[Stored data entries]
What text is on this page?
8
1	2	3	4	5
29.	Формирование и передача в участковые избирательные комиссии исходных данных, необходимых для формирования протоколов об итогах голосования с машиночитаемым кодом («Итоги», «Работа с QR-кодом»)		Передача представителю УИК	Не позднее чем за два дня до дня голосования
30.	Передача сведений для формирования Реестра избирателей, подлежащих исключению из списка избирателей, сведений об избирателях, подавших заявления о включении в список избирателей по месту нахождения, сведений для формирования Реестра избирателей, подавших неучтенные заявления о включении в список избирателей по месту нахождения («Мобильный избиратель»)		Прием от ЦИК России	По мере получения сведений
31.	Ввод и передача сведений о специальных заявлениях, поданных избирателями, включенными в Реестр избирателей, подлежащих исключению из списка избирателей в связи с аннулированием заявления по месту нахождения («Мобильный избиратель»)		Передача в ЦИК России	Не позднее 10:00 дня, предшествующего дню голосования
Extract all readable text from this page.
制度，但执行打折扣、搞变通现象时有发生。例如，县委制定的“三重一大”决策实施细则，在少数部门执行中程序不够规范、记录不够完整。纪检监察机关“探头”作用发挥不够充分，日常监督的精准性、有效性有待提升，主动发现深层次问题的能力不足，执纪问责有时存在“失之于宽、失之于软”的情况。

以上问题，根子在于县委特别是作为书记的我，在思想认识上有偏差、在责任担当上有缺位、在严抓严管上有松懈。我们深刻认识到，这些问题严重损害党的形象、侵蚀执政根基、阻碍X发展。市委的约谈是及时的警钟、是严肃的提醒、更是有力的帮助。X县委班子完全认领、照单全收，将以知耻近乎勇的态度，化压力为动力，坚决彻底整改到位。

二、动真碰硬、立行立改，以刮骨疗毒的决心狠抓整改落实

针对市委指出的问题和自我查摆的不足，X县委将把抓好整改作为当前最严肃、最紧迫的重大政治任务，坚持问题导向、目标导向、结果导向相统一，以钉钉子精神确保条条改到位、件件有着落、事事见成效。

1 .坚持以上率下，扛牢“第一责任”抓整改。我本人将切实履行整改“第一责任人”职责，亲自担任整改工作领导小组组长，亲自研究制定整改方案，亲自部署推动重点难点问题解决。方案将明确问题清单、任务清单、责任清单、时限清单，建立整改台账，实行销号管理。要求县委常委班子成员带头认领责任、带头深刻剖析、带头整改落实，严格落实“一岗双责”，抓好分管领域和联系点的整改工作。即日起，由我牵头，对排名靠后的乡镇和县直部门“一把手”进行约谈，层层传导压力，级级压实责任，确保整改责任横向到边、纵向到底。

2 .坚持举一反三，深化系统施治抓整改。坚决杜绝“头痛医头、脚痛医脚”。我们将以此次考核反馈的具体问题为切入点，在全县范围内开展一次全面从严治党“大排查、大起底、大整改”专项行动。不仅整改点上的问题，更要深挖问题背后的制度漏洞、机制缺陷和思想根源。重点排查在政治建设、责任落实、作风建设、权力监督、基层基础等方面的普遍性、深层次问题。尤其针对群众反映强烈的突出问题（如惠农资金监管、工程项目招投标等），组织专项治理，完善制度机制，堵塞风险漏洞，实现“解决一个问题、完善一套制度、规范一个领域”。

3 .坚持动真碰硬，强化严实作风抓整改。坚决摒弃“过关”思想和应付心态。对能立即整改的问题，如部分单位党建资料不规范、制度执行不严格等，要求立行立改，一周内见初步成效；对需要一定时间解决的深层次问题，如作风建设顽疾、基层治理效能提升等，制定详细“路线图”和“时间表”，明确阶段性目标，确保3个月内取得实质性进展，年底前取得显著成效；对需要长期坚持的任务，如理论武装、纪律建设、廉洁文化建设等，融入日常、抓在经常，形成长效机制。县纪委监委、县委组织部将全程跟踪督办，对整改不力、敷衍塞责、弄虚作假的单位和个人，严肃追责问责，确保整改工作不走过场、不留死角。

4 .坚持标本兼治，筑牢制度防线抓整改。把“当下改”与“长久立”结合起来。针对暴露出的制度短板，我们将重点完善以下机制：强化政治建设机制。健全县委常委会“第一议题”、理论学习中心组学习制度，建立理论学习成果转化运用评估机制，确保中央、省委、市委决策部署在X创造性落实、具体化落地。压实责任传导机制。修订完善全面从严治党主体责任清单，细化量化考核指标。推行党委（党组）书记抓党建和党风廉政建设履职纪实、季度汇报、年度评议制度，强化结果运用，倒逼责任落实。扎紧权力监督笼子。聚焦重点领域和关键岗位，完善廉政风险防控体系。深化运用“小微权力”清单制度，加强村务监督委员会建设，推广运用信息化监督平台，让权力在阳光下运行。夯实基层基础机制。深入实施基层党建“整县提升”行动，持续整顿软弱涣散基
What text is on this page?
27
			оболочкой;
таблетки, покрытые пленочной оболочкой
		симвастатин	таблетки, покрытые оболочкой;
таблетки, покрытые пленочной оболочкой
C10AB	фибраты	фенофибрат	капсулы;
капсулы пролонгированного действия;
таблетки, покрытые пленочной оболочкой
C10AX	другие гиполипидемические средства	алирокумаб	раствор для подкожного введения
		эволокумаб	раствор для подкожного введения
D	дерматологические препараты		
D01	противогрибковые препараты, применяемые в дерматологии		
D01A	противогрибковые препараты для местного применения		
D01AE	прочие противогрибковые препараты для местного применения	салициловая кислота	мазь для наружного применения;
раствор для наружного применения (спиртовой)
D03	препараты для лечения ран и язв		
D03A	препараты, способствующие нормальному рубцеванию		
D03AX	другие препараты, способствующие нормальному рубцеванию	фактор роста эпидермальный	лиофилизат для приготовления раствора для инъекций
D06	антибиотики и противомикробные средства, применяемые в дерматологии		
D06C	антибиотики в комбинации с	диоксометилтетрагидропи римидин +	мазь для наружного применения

OBJECTIVE → Find the lines that include the string "средства", then copy each of them.

RESPONSE TO THIS TASK →
C10AX	другие гиполипидемические средства	алирокумаб	раствор для подкожного введения
D06	антибиотики и противомикробные средства, применяемые в дерматологии		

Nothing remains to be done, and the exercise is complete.